--- start of Data for the task ---

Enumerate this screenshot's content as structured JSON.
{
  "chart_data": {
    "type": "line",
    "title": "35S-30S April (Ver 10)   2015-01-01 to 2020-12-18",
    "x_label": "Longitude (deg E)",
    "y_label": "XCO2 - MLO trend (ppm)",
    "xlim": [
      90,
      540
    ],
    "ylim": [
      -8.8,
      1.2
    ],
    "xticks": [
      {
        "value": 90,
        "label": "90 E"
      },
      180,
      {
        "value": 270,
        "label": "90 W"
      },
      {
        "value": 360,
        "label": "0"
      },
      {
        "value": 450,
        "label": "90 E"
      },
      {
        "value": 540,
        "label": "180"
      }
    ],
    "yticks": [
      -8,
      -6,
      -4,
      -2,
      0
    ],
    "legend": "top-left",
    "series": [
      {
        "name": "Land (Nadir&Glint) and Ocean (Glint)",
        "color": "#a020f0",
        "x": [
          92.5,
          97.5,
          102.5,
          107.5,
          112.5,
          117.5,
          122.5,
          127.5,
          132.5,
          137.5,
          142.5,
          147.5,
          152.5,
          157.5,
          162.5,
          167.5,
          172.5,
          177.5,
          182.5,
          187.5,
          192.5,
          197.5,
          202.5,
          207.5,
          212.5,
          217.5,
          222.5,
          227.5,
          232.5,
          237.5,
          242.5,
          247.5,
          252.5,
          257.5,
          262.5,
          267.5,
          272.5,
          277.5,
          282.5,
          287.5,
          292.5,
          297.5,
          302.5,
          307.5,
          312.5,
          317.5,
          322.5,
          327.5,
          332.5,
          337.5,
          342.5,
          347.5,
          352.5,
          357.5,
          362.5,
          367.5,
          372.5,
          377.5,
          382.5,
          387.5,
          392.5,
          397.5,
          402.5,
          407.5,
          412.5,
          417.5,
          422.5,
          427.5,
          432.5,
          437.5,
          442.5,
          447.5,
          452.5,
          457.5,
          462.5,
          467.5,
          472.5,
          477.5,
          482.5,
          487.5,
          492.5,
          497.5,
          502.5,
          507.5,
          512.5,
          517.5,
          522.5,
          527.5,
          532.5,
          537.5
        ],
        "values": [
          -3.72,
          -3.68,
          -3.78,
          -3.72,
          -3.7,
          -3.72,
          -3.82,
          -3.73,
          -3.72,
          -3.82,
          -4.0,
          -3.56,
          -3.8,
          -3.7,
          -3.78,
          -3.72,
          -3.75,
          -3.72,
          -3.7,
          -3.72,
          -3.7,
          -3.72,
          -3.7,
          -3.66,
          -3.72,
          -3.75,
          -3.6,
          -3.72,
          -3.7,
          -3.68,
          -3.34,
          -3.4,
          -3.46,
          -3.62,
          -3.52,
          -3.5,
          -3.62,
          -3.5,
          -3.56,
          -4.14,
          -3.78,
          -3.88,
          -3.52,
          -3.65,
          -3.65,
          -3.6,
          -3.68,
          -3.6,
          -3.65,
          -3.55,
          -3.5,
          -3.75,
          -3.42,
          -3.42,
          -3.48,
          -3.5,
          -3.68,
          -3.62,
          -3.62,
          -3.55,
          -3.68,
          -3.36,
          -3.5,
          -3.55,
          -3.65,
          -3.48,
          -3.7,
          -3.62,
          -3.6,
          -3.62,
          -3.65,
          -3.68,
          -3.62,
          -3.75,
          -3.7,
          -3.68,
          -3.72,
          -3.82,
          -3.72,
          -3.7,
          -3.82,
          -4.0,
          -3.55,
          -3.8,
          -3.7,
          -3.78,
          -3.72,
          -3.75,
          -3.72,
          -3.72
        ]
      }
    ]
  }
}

--- end of Data for the task ---

- **Exercise instructions**
Extract every record. Keep wording exact.

- **Written solution**
Enumerate this screenshot's content as structured JSON.
{
  "chart_data": {
    "type": "line",
    "title": "35S-30S April (Ver 10)   2015-01-01 to 2020-12-18",
    "x_label": "Longitude (deg E)",
    "y_label": "XCO2 - MLO trend (ppm)",
    "xlim": [
      90,
      540
    ],
    "ylim": [
      -8.8,
      1.2
    ],
    "xticks": [
      {
        "value": 90,
        "label": "90 E"
      },
      180,
      {
        "value": 270,
        "label": "90 W"
      },
      {
        "value": 360,
        "label": "0"
      },
      {
        "value": 450,
        "label": "90 E"
      },
      {
        "value": 540,
        "label": "180"
      }
    ],
    "yticks": [
      -8,
      -6,
      -4,
      -2,
      0
    ],
    "legend": "top-left",
    "series": [
      {
        "name": "Land (Nadir&Glint) and Ocean (Glint)",
        "color": "#a020f0",
        "x": [
          92.5,
          97.5,
          102.5,
          107.5,
          112.5,
          117.5,
          122.5,
          127.5,
          132.5,
          137.5,
          142.5,
          147.5,
          152.5,
          157.5,
          162.5,
          167.5,
          172.5,
          177.5,
          182.5,
          187.5,
          192.5,
          197.5,
          202.5,
          207.5,
          212.5,
          217.5,
          222.5,
          227.5,
          232.5,
          237.5,
          242.5,
          247.5,
          252.5,
          257.5,
          262.5,
          267.5,
          272.5,
          277.5,
          282.5,
          287.5,
          292.5,
          297.5,
          302.5,
          307.5,
          312.5,
          317.5,
          322.5,
          327.5,
          332.5,
          337.5,
          342.5,
          347.5,
          352.5,
          357.5,
          362.5,
          367.5,
          372.5,
          377.5,
          382.5,
          387.5,
          392.5,
          397.5,
          402.5,
          407.5,
          412.5,
          417.5,
          422.5,
          427.5,
          432.5,
          437.5,
          442.5,
          447.5,
          452.5,
          457.5,
          462.5,
          467.5,
          472.5,
          477.5,
          482.5,
          487.5,
          492.5,
          497.5,
          502.5,
          507.5,
          512.5,
          517.5,
          522.5,
          527.5,
          532.5,
          537.5
        ],
        "values": [
          -3.72,
          -3.68,
          -3.78,
          -3.72,
          -3.7,
          -3.72,
          -3.82,
          -3.73,
          -3.72,
          -3.82,
          -4.0,
          -3.56,
          -3.8,
          -3.7,
          -3.78,
          -3.72,
          -3.75,
          -3.72,
          -3.7,
          -3.72,
          -3.7,
          -3.72,
          -3.7,
          -3.66,
          -3.72,
          -3.75,
          -3.6,
          -3.72,
          -3.7,
          -3.68,
          -3.34,
          -3.4,
          -3.46,
          -3.62,
          -3.52,
          -3.5,
          -3.62,
          -3.5,
          -3.56,
          -4.14,
          -3.78,
          -3.88,
          -3.52,
          -3.65,
          -3.65,
          -3.6,
          -3.68,
          -3.6,
          -3.65,
          -3.55,
          -3.5,
          -3.75,
          -3.42,
          -3.42,
          -3.48,
          -3.5,
          -3.68,
          -3.62,
          -3.62,
          -3.55,
          -3.68,
          -3.36,
          -3.5,
          -3.55,
          -3.65,
          -3.48,
          -3.7,
          -3.62,
          -3.6,
          -3.62,
          -3.65,
          -3.68,
          -3.62,
          -3.75,
          -3.7,
          -3.68,
          -3.72,
          -3.82,
          -3.72,
          -3.7,
          -3.82,
          -4.0,
          -3.55,
          -3.8,
          -3.7,
          -3.78,
          -3.72,
          -3.75,
          -3.72,
          -3.72
        ]
      }
    ]
  }
}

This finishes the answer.